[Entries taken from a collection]
%%
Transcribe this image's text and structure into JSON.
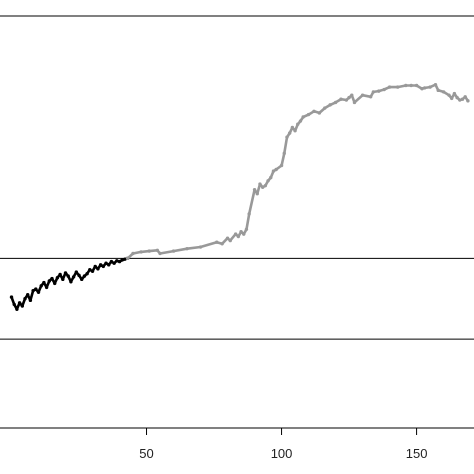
{
  "chart_data": {
    "type": "line",
    "title": "",
    "xlabel": "",
    "ylabel": "",
    "xlim": [
      -5,
      172
    ],
    "ylim": [
      -1.1,
      4.0
    ],
    "x_ticks": [
      50,
      100,
      150
    ],
    "x_tick_labels": [
      "50",
      "100",
      "150"
    ],
    "reference_lines": [
      0,
      1
    ],
    "grid": false,
    "series": [
      {
        "color": "#000000",
        "x": [
          0,
          1,
          2,
          3,
          4,
          5,
          6,
          7,
          8,
          9,
          10,
          11,
          12,
          13,
          14,
          15,
          16,
          17,
          18,
          19,
          20,
          21,
          22,
          23,
          24,
          25,
          26,
          27,
          28,
          29,
          30,
          31,
          32,
          33,
          34,
          35,
          36,
          37,
          38,
          39,
          40,
          41,
          42,
          43
        ],
        "y": [
          0.52,
          0.43,
          0.37,
          0.45,
          0.41,
          0.5,
          0.55,
          0.48,
          0.6,
          0.62,
          0.58,
          0.66,
          0.7,
          0.64,
          0.72,
          0.75,
          0.69,
          0.76,
          0.8,
          0.74,
          0.82,
          0.78,
          0.71,
          0.77,
          0.83,
          0.79,
          0.74,
          0.78,
          0.81,
          0.86,
          0.84,
          0.9,
          0.87,
          0.92,
          0.9,
          0.94,
          0.92,
          0.96,
          0.94,
          0.97,
          0.96,
          0.98,
          0.99,
          1.0
        ]
      },
      {
        "color": "#999999",
        "x": [
          43,
          45,
          48,
          51,
          54,
          55,
          60,
          65,
          70,
          76,
          78,
          80,
          81,
          83,
          84,
          85,
          86,
          87,
          88,
          90,
          91,
          92,
          93,
          94,
          95,
          96,
          97,
          98,
          100,
          101,
          102,
          103,
          104,
          105,
          106,
          107,
          108,
          110,
          112,
          114,
          116,
          118,
          120,
          122,
          124,
          125,
          126,
          127,
          130,
          133,
          134,
          136,
          138,
          140,
          143,
          146,
          148,
          150,
          152,
          153,
          155,
          157,
          158,
          160,
          162,
          163,
          164,
          165,
          166,
          167,
          168,
          169
        ],
        "y": [
          1.0,
          1.06,
          1.08,
          1.09,
          1.1,
          1.06,
          1.09,
          1.12,
          1.14,
          1.2,
          1.18,
          1.25,
          1.22,
          1.3,
          1.27,
          1.33,
          1.3,
          1.36,
          1.55,
          1.85,
          1.8,
          1.92,
          1.88,
          1.9,
          1.96,
          2.0,
          2.08,
          2.1,
          2.15,
          2.3,
          2.5,
          2.55,
          2.62,
          2.58,
          2.66,
          2.7,
          2.75,
          2.78,
          2.82,
          2.8,
          2.86,
          2.9,
          2.93,
          2.97,
          2.96,
          2.99,
          3.02,
          2.93,
          3.02,
          3.0,
          3.06,
          3.07,
          3.09,
          3.12,
          3.12,
          3.14,
          3.14,
          3.14,
          3.1,
          3.11,
          3.12,
          3.15,
          3.08,
          3.06,
          3.02,
          2.98,
          3.04,
          2.99,
          2.96,
          2.97,
          3.0,
          2.95
        ]
      }
    ]
  }
}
%%
Your copy should match the records word for word, with the pictures removed.

- _Correct output_:
Transcribe this image's text and structure into JSON.
{
  "chart_data": {
    "type": "line",
    "title": "",
    "xlabel": "",
    "ylabel": "",
    "xlim": [
      -5,
      172
    ],
    "ylim": [
      -1.1,
      4.0
    ],
    "x_ticks": [
      50,
      100,
      150
    ],
    "x_tick_labels": [
      "50",
      "100",
      "150"
    ],
    "reference_lines": [
      0,
      1
    ],
    "grid": false,
    "series": [
      {
        "color": "#000000",
        "x": [
          0,
          1,
          2,
          3,
          4,
          5,
          6,
          7,
          8,
          9,
          10,
          11,
          12,
          13,
          14,
          15,
          16,
          17,
          18,
          19,
          20,
          21,
          22,
          23,
          24,
          25,
          26,
          27,
          28,
          29,
          30,
          31,
          32,
          33,
          34,
          35,
          36,
          37,
          38,
          39,
          40,
          41,
          42,
          43
        ],
        "y": [
          0.52,
          0.43,
          0.37,
          0.45,
          0.41,
          0.5,
          0.55,
          0.48,
          0.6,
          0.62,
          0.58,
          0.66,
          0.7,
          0.64,
          0.72,
          0.75,
          0.69,
          0.76,
          0.8,
          0.74,
          0.82,
          0.78,
          0.71,
          0.77,
          0.83,
          0.79,
          0.74,
          0.78,
          0.81,
          0.86,
          0.84,
          0.9,
          0.87,
          0.92,
          0.9,
          0.94,
          0.92,
          0.96,
          0.94,
          0.97,
          0.96,
          0.98,
          0.99,
          1.0
        ]
      },
      {
        "color": "#999999",
        "x": [
          43,
          45,
          48,
          51,
          54,
          55,
          60,
          65,
          70,
          76,
          78,
          80,
          81,
          83,
          84,
          85,
          86,
          87,
          88,
          90,
          91,
          92,
          93,
          94,
          95,
          96,
          97,
          98,
          100,
          101,
          102,
          103,
          104,
          105,
          106,
          107,
          108,
          110,
          112,
          114,
          116,
          118,
          120,
          122,
          124,
          125,
          126,
          127,
          130,
          133,
          134,
          136,
          138,
          140,
          143,
          146,
          148,
          150,
          152,
          153,
          155,
          157,
          158,
          160,
          162,
          163,
          164,
          165,
          166,
          167,
          168,
          169
        ],
        "y": [
          1.0,
          1.06,
          1.08,
          1.09,
          1.1,
          1.06,
          1.09,
          1.12,
          1.14,
          1.2,
          1.18,
          1.25,
          1.22,
          1.3,
          1.27,
          1.33,
          1.3,
          1.36,
          1.55,
          1.85,
          1.8,
          1.92,
          1.88,
          1.9,
          1.96,
          2.0,
          2.08,
          2.1,
          2.15,
          2.3,
          2.5,
          2.55,
          2.62,
          2.58,
          2.66,
          2.7,
          2.75,
          2.78,
          2.82,
          2.8,
          2.86,
          2.9,
          2.93,
          2.97,
          2.96,
          2.99,
          3.02,
          2.93,
          3.02,
          3.0,
          3.06,
          3.07,
          3.09,
          3.12,
          3.12,
          3.14,
          3.14,
          3.14,
          3.1,
          3.11,
          3.12,
          3.15,
          3.08,
          3.06,
          3.02,
          2.98,
          3.04,
          2.99,
          2.96,
          2.97,
          3.0,
          2.95
        ]
      }
    ]
  }
}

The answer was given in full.